WHAT TO PRODUCE:
Each line containing the word "manner" should be found and copied.

======== RECORD EXCERPTS

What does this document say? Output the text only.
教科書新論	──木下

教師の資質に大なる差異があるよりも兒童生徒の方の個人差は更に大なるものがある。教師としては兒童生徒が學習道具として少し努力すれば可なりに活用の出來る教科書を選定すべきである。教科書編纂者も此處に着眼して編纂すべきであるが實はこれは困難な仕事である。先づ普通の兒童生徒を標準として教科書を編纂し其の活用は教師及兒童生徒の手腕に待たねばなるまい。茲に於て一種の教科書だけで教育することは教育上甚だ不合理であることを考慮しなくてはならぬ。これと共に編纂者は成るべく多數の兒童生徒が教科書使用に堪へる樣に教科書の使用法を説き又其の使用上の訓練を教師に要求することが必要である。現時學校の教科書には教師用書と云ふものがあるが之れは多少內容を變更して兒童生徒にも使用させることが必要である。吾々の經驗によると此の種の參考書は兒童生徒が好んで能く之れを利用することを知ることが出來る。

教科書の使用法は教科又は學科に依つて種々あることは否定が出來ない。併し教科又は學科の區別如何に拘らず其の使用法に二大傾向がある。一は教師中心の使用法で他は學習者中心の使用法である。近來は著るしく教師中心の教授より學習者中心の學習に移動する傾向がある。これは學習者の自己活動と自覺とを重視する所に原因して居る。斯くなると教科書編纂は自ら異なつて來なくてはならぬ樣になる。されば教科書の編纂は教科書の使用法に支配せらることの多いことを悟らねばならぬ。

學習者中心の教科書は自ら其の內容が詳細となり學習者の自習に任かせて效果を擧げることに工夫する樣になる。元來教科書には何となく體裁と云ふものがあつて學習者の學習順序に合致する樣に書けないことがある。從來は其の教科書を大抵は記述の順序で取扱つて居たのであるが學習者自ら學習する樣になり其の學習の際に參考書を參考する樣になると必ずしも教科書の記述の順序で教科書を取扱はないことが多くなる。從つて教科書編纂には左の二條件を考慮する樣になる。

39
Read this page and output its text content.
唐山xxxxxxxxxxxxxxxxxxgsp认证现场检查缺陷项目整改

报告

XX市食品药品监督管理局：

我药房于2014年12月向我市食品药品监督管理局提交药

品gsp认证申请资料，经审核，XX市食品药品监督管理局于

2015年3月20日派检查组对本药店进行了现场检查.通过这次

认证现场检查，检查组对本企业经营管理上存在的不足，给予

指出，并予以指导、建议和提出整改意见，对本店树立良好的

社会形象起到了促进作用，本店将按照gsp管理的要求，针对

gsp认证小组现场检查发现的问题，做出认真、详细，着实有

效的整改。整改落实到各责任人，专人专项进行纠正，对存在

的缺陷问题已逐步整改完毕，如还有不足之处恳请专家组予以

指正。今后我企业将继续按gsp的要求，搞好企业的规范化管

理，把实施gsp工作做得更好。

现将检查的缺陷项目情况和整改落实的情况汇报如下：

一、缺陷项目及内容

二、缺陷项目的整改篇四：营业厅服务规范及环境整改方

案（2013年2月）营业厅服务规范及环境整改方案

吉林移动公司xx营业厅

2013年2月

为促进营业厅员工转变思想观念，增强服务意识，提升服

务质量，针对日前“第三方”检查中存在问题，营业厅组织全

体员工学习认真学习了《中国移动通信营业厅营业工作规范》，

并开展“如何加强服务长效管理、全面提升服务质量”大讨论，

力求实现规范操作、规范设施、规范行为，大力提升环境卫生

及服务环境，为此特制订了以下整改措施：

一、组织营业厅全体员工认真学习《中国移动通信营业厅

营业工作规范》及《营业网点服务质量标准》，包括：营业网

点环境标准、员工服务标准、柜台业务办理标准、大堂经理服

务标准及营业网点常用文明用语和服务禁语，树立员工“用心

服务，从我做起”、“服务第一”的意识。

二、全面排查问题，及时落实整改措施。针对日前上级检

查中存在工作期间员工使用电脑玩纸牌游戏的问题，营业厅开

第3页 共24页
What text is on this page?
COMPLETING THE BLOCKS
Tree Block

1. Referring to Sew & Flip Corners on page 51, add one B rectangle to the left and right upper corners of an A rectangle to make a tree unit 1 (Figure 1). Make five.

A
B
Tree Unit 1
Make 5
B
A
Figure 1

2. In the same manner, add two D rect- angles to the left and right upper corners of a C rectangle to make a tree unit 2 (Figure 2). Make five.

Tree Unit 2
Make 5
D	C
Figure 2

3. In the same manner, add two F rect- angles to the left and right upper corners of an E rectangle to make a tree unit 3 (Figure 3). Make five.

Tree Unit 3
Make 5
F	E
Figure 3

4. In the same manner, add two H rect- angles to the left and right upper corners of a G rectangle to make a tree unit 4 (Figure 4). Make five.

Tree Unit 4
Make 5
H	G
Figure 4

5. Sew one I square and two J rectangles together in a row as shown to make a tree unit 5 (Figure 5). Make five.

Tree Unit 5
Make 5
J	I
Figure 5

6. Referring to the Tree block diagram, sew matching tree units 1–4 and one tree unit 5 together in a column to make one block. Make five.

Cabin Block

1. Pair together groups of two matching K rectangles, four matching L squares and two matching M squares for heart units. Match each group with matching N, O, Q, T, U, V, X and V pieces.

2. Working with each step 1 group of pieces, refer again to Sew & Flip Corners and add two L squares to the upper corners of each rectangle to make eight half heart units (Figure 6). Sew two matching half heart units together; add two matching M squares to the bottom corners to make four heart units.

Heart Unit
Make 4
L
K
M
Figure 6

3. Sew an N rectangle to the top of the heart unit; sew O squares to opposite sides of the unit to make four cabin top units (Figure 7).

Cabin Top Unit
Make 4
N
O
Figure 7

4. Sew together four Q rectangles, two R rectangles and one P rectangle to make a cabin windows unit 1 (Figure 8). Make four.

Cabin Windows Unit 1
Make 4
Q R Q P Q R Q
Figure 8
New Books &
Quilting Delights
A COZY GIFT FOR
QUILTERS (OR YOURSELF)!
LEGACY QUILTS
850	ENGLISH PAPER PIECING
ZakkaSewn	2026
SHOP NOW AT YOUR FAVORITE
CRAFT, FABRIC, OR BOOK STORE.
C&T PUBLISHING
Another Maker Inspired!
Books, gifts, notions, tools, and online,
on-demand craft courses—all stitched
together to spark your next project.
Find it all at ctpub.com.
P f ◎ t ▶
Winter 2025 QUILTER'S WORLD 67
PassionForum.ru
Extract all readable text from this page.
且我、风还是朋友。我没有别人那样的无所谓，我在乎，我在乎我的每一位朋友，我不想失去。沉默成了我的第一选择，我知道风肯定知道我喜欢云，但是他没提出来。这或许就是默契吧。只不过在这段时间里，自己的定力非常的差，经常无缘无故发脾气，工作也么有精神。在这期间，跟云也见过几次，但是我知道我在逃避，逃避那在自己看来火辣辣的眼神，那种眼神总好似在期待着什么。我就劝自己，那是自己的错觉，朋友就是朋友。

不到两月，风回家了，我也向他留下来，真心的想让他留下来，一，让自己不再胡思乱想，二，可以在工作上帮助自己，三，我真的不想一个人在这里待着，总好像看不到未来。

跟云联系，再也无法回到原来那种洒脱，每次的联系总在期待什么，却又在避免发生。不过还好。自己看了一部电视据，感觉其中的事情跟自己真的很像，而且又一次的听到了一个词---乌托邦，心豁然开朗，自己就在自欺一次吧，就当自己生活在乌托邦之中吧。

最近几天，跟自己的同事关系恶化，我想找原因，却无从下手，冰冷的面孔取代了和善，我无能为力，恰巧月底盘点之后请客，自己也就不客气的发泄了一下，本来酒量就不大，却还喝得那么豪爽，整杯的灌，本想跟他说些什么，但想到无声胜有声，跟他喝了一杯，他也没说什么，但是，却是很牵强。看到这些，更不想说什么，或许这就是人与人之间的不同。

================

EXERCISE OUTPUT:
2. In the same manner, add two D rect- angles to the left and right upper corners of a C rectangle to make a tree unit 2 (Figure 2). Make five.
3. In the same manner, add two F rect- angles to the left and right upper corners of an E rectangle to make a tree unit 3 (Figure 3). Make five.
4. In the same manner, add two H rect- angles to the left and right upper corners of a G rectangle to make a tree unit 4 (Figure 4). Make five.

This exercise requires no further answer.